→ **Directions**: Output the line containing "Output a JSON" and all subsequent lines of the listing below, copied exactly, with no other lines.
══════════════════════════════
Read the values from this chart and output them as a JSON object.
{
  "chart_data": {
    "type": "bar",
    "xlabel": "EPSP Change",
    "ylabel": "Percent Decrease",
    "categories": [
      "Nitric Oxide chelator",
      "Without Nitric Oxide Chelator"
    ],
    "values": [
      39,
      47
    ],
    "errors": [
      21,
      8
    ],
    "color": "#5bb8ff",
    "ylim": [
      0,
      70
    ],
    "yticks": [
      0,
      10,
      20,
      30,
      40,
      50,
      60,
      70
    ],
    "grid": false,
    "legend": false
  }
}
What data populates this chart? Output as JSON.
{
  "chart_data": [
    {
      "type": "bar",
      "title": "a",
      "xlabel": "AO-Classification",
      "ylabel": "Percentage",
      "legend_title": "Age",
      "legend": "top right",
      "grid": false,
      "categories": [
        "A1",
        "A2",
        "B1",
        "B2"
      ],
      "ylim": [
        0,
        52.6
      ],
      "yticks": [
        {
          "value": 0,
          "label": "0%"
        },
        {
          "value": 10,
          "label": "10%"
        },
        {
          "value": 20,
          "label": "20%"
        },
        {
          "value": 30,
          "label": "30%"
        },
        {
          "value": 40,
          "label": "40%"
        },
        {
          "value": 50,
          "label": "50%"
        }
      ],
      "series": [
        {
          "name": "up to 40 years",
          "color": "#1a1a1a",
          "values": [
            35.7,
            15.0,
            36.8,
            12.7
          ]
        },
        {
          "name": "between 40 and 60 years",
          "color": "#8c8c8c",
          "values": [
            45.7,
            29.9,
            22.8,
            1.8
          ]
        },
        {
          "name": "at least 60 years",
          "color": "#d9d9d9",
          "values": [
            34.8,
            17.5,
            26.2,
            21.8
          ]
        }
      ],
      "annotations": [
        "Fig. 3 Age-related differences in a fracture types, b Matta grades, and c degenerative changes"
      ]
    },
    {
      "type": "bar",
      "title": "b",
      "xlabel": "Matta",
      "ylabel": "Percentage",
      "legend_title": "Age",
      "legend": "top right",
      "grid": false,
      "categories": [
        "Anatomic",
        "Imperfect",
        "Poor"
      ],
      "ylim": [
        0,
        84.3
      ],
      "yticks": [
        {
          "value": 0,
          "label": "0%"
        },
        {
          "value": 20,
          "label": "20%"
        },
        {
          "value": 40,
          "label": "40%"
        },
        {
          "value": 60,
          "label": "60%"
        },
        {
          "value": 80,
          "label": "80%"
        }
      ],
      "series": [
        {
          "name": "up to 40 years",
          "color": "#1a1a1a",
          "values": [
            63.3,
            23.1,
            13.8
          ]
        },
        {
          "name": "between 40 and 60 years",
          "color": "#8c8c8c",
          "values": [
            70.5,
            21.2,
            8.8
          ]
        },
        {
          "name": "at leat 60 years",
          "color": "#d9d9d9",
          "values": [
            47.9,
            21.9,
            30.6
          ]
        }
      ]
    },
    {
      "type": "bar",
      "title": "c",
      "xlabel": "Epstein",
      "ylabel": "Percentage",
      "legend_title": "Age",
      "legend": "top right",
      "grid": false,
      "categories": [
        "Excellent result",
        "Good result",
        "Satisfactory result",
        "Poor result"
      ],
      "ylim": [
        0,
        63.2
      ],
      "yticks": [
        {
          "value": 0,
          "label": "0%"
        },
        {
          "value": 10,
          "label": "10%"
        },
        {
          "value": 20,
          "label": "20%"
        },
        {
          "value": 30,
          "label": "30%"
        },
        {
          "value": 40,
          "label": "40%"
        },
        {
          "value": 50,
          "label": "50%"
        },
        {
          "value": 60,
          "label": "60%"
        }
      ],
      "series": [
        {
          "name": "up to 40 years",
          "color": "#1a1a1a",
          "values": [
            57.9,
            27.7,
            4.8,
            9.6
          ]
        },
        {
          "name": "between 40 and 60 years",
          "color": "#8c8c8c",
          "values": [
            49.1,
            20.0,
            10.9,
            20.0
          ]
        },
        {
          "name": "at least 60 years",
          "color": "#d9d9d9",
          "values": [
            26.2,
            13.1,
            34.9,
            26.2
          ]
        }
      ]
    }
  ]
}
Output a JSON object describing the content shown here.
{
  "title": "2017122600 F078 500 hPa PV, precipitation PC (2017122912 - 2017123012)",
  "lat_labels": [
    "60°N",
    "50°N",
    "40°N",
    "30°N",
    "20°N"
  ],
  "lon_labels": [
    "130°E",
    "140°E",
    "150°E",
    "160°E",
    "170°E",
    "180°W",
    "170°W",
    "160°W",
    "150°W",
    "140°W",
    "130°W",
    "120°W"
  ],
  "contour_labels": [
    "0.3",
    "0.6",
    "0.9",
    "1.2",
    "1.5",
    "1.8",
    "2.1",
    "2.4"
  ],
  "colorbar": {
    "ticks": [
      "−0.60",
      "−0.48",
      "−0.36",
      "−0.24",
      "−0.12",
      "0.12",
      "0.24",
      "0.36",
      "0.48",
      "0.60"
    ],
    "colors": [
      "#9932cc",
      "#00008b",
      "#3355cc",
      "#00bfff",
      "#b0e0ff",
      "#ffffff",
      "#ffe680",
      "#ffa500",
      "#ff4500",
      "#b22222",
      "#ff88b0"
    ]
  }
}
══════════════════════════════
→ **The response**:
Output a JSON object describing the content shown here.
{
  "title": "2017122600 F078 500 hPa PV, precipitation PC (2017122912 - 2017123012)",
  "lat_labels": [
    "60°N",
    "50°N",
    "40°N",
    "30°N",
    "20°N"
  ],
  "lon_labels": [
    "130°E",
    "140°E",
    "150°E",
    "160°E",
    "170°E",
    "180°W",
    "170°W",
    "160°W",
    "150°W",
    "140°W",
    "130°W",
    "120°W"
  ],
  "contour_labels": [
    "0.3",
    "0.6",
    "0.9",
    "1.2",
    "1.5",
    "1.8",
    "2.1",
    "2.4"
  ],
  "colorbar": {
    "ticks": [
      "−0.60",
      "−0.48",
      "−0.36",
      "−0.24",
      "−0.12",
      "0.12",
      "0.24",
      "0.36",
      "0.48",
      "0.60"
    ],
    "colors": [
      "#9932cc",
      "#00008b",
      "#3355cc",
      "#00bfff",
      "#b0e0ff",
      "#ffffff",
      "#ffe680",
      "#ffa500",
      "#ff4500",
      "#b22222",
      "#ff88b0"
    ]
  }
}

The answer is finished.